---------- DATASET RECORDS ----------
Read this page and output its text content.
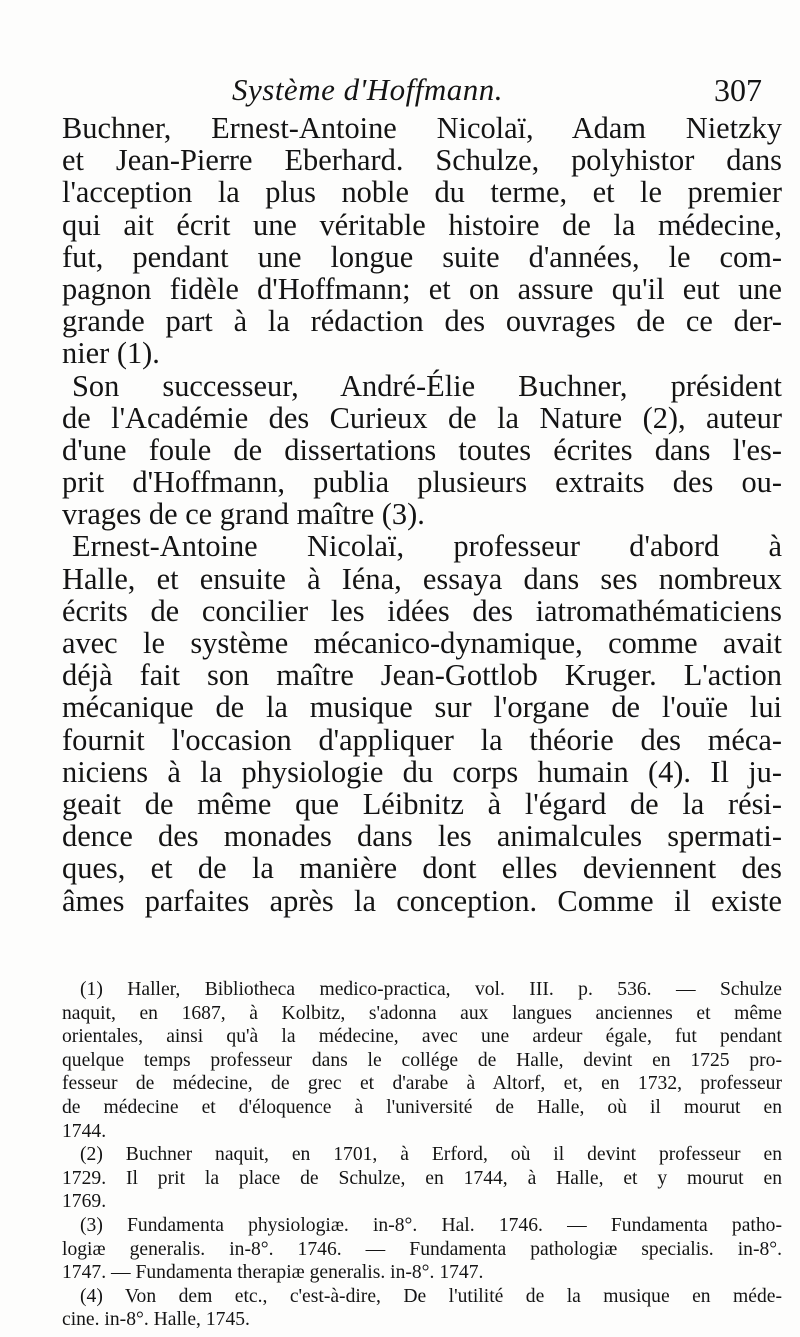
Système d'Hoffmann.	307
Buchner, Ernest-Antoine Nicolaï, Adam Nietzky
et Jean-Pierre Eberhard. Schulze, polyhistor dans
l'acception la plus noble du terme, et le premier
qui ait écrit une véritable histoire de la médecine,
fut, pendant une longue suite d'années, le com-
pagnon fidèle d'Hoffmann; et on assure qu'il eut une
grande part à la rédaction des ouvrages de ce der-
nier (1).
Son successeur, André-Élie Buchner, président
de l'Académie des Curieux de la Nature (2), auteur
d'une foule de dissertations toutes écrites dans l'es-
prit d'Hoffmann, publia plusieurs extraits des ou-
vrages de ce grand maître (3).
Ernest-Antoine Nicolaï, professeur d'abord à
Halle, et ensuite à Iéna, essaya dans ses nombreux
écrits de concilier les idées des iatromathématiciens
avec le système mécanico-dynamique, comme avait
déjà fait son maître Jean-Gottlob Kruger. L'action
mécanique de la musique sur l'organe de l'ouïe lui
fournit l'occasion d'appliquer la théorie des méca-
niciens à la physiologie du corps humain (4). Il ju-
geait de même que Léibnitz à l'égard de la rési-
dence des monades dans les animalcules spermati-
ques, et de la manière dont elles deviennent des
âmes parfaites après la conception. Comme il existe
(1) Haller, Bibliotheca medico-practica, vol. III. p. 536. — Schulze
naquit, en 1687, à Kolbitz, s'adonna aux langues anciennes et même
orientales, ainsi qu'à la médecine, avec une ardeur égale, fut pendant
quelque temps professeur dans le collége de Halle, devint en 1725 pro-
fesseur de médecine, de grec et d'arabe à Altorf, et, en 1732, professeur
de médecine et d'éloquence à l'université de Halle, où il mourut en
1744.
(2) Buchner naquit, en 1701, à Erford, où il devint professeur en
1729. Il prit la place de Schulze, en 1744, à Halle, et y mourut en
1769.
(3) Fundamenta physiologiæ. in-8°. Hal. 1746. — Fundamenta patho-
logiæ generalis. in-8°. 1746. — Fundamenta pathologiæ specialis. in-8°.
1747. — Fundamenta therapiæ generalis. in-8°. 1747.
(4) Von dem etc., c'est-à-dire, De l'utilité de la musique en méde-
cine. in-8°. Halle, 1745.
----------
What comes back should match the records exactly, minus any pictures.

Read this page and output its text content.
Système d'Hoffmann.	307
Buchner, Ernest-Antoine Nicolaï, Adam Nietzky
et Jean-Pierre Eberhard. Schulze, polyhistor dans
l'acception la plus noble du terme, et le premier
qui ait écrit une véritable histoire de la médecine,
fut, pendant une longue suite d'années, le com-
pagnon fidèle d'Hoffmann; et on assure qu'il eut une
grande part à la rédaction des ouvrages de ce der-
nier (1).
Son successeur, André-Élie Buchner, président
de l'Académie des Curieux de la Nature (2), auteur
d'une foule de dissertations toutes écrites dans l'es-
prit d'Hoffmann, publia plusieurs extraits des ou-
vrages de ce grand maître (3).
Ernest-Antoine Nicolaï, professeur d'abord à
Halle, et ensuite à Iéna, essaya dans ses nombreux
écrits de concilier les idées des iatromathématiciens
avec le système mécanico-dynamique, comme avait
déjà fait son maître Jean-Gottlob Kruger. L'action
mécanique de la musique sur l'organe de l'ouïe lui
fournit l'occasion d'appliquer la théorie des méca-
niciens à la physiologie du corps humain (4). Il ju-
geait de même que Léibnitz à l'égard de la rési-
dence des monades dans les animalcules spermati-
ques, et de la manière dont elles deviennent des
âmes parfaites après la conception. Comme il existe
(1) Haller, Bibliotheca medico-practica, vol. III. p. 536. — Schulze
naquit, en 1687, à Kolbitz, s'adonna aux langues anciennes et même
orientales, ainsi qu'à la médecine, avec une ardeur égale, fut pendant
quelque temps professeur dans le collége de Halle, devint en 1725 pro-
fesseur de médecine, de grec et d'arabe à Altorf, et, en 1732, professeur
de médecine et d'éloquence à l'université de Halle, où il mourut en
1744.
(2) Buchner naquit, en 1701, à Erford, où il devint professeur en
1729. Il prit la place de Schulze, en 1744, à Halle, et y mourut en
1769.
(3) Fundamenta physiologiæ. in-8°. Hal. 1746. — Fundamenta patho-
logiæ generalis. in-8°. 1746. — Fundamenta pathologiæ specialis. in-8°.
1747. — Fundamenta therapiæ generalis. in-8°. 1747.
(4) Von dem etc., c'est-à-dire, De l'utilité de la musique en méde-
cine. in-8°. Halle, 1745.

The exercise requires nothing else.